> _YOUR TASK_
Without the pictures, output the records below word for word.

> _MATERIAL TO PROCESS_
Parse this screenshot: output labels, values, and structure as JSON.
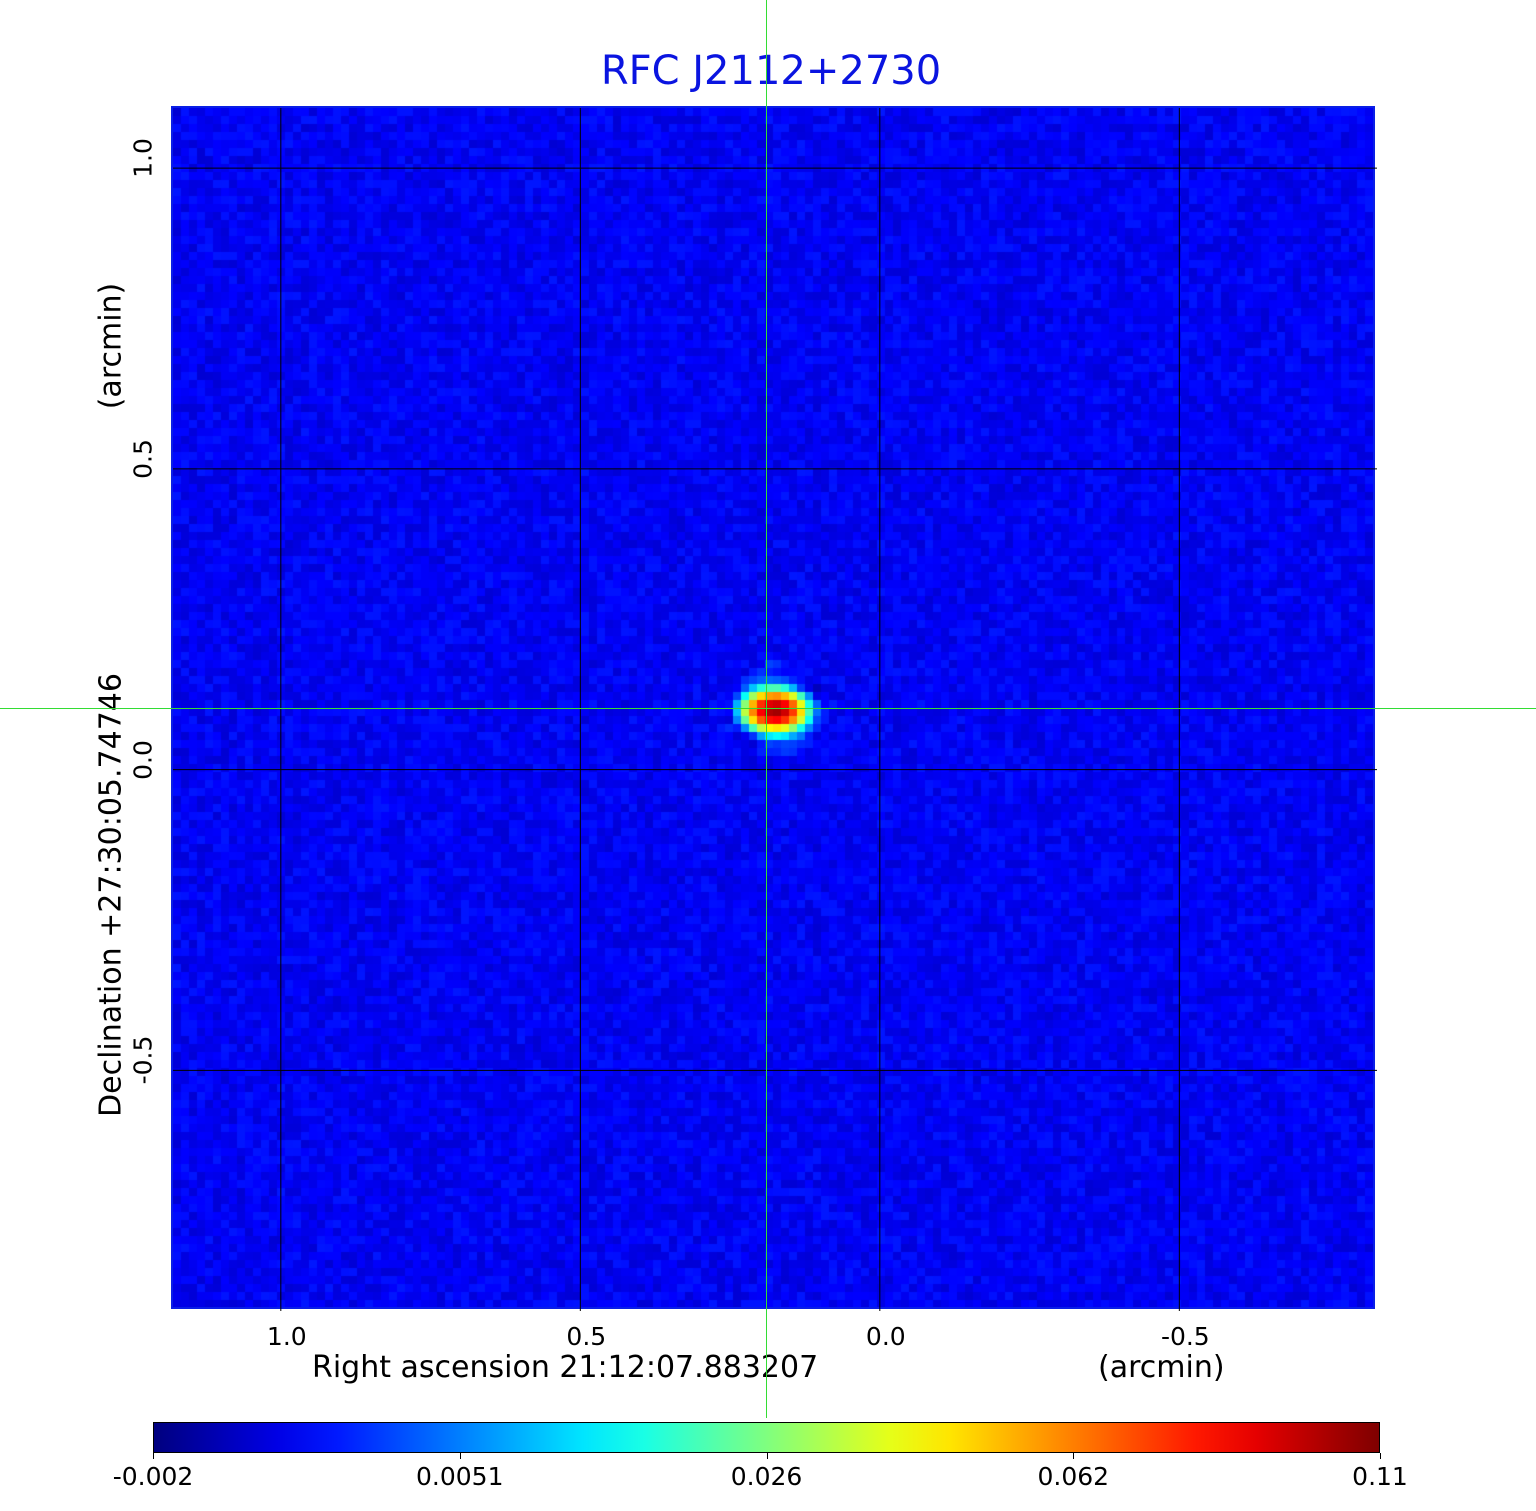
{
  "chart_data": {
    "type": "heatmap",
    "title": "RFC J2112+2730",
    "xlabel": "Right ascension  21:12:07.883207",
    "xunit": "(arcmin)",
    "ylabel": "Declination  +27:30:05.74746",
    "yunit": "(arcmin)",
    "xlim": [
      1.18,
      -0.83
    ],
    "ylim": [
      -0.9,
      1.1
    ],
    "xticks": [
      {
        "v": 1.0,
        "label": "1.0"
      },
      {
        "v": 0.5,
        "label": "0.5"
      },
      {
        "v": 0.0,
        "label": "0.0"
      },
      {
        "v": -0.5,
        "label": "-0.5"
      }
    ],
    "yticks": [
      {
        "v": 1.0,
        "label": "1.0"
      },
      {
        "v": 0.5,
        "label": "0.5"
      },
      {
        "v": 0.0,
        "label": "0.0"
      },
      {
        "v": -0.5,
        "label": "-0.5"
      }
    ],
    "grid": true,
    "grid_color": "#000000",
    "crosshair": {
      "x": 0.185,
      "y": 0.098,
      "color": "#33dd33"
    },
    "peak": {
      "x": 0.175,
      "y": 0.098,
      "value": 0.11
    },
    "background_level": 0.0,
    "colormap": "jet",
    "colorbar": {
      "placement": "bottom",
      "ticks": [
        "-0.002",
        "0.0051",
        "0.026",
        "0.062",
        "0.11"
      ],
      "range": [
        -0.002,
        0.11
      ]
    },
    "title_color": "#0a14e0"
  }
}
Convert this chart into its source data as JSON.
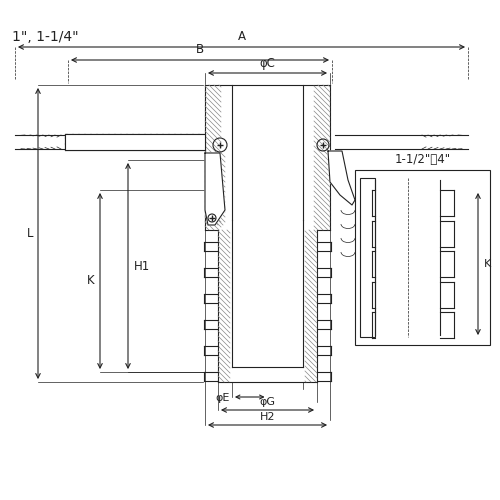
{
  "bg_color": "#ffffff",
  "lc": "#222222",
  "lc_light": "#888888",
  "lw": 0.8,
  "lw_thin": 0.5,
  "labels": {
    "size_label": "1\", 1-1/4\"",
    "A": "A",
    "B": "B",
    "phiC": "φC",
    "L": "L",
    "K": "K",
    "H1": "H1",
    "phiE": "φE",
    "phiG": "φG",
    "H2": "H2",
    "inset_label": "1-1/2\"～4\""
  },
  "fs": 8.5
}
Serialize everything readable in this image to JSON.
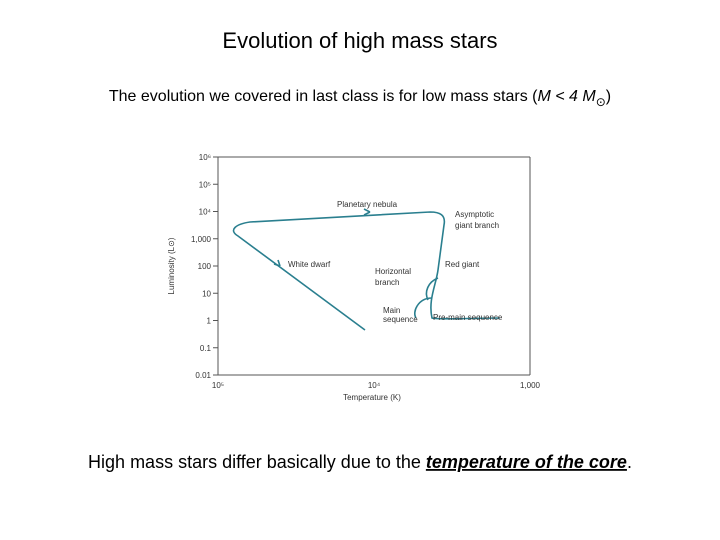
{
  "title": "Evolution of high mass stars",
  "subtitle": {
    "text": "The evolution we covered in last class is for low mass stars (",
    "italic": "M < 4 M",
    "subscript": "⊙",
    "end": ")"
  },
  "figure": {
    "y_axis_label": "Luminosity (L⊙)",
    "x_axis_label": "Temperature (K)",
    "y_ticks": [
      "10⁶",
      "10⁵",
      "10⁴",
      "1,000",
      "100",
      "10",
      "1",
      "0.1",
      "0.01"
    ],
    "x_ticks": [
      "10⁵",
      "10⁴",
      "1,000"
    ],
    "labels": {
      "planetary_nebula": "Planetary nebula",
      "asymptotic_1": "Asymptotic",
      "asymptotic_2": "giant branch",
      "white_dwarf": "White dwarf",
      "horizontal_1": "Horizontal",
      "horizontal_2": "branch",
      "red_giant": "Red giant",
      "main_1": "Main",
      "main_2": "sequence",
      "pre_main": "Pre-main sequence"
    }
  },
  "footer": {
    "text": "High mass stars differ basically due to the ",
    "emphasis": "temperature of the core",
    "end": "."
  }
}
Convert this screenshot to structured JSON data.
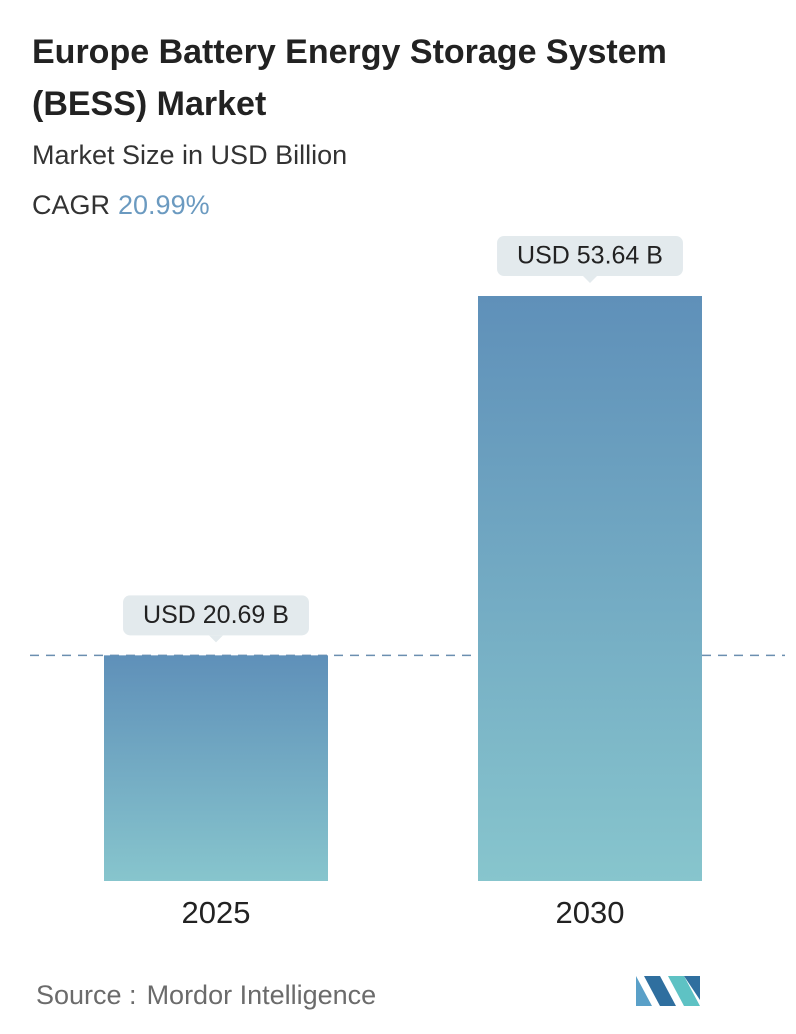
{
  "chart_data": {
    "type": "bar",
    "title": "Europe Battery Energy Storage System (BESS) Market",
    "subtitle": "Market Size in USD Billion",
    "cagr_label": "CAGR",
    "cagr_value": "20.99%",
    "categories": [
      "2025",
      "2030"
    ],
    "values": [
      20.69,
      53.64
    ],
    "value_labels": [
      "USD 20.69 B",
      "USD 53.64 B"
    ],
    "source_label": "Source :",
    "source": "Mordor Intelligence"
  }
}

> _THE SOLUTION_
Parse this screenshot: output labels, values, and structure as JSON.
{
  "chart_data": {
    "type": "heatmap",
    "title": "RFC J2112+2730",
    "xlabel": "Right ascension  21:12:07.883207",
    "xunit": "(arcmin)",
    "ylabel": "Declination  +27:30:05.74746",
    "yunit": "(arcmin)",
    "xlim": [
      1.18,
      -0.83
    ],
    "ylim": [
      -0.9,
      1.1
    ],
    "xticks": [
      {
        "v": 1.0,
        "label": "1.0"
      },
      {
        "v": 0.5,
        "label": "0.5"
      },
      {
        "v": 0.0,
        "label": "0.0"
      },
      {
        "v": -0.5,
        "label": "-0.5"
      }
    ],
    "yticks": [
      {
        "v": 1.0,
        "label": "1.0"
      },
      {
        "v": 0.5,
        "label": "0.5"
      },
      {
        "v": 0.0,
        "label": "0.0"
      },
      {
        "v": -0.5,
        "label": "-0.5"
      }
    ],
    "grid": true,
    "grid_color": "#000000",
    "crosshair": {
      "x": 0.185,
      "y": 0.098,
      "color": "#33dd33"
    },
    "peak": {
      "x": 0.175,
      "y": 0.098,
      "value": 0.11
    },
    "background_level": 0.0,
    "colormap": "jet",
    "colorbar": {
      "placement": "bottom",
      "ticks": [
        "-0.002",
        "0.0051",
        "0.026",
        "0.062",
        "0.11"
      ],
      "range": [
        -0.002,
        0.11
      ]
    },
    "title_color": "#0a14e0"
  }
}
Convert this chart into its source data as JSON.
{
  "bg_color": "#ffffff",
  "lc": "#222222",
  "lc_light": "#888888",
  "lw": 0.8,
  "lw_thin": 0.5,
  "labels": {
    "size_label": "1\", 1-1/4\"",
    "A": "A",
    "B": "B",
    "phiC": "φC",
    "L": "L",
    "K": "K",
    "H1": "H1",
    "phiE": "φE",
    "phiG": "φG",
    "H2": "H2",
    "inset_label": "1-1/2\"～4\""
  },
  "fs": 8.5
}
Serialize everything readable in this image to JSON.
{
  "title": "Evolution of high mass stars",
  "subtitle": {
    "text": "The evolution we covered in last class is for low mass stars (",
    "italic": "M < 4 M",
    "subscript": "⊙",
    "end": ")"
  },
  "figure": {
    "y_axis_label": "Luminosity (L⊙)",
    "x_axis_label": "Temperature (K)",
    "y_ticks": [
      "10⁶",
      "10⁵",
      "10⁴",
      "1,000",
      "100",
      "10",
      "1",
      "0.1",
      "0.01"
    ],
    "x_ticks": [
      "10⁵",
      "10⁴",
      "1,000"
    ],
    "labels": {
      "planetary_nebula": "Planetary nebula",
      "asymptotic_1": "Asymptotic",
      "asymptotic_2": "giant branch",
      "white_dwarf": "White dwarf",
      "horizontal_1": "Horizontal",
      "horizontal_2": "branch",
      "red_giant": "Red giant",
      "main_1": "Main",
      "main_2": "sequence",
      "pre_main": "Pre-main sequence"
    }
  },
  "footer": {
    "text": "High mass stars differ basically due to the ",
    "emphasis": "temperature of the core",
    "end": "."
  }
}
Convert this screenshot to structured JSON data.
{
  "chart_data": {
    "type": "bar",
    "title": "Europe Battery Energy Storage System (BESS) Market",
    "subtitle": "Market Size in USD Billion",
    "cagr_label": "CAGR",
    "cagr_value": "20.99%",
    "categories": [
      "2025",
      "2030"
    ],
    "values": [
      20.69,
      53.64
    ],
    "value_labels": [
      "USD 20.69 B",
      "USD 53.64 B"
    ],
    "source_label": "Source :",
    "source": "Mordor Intelligence"
  }
}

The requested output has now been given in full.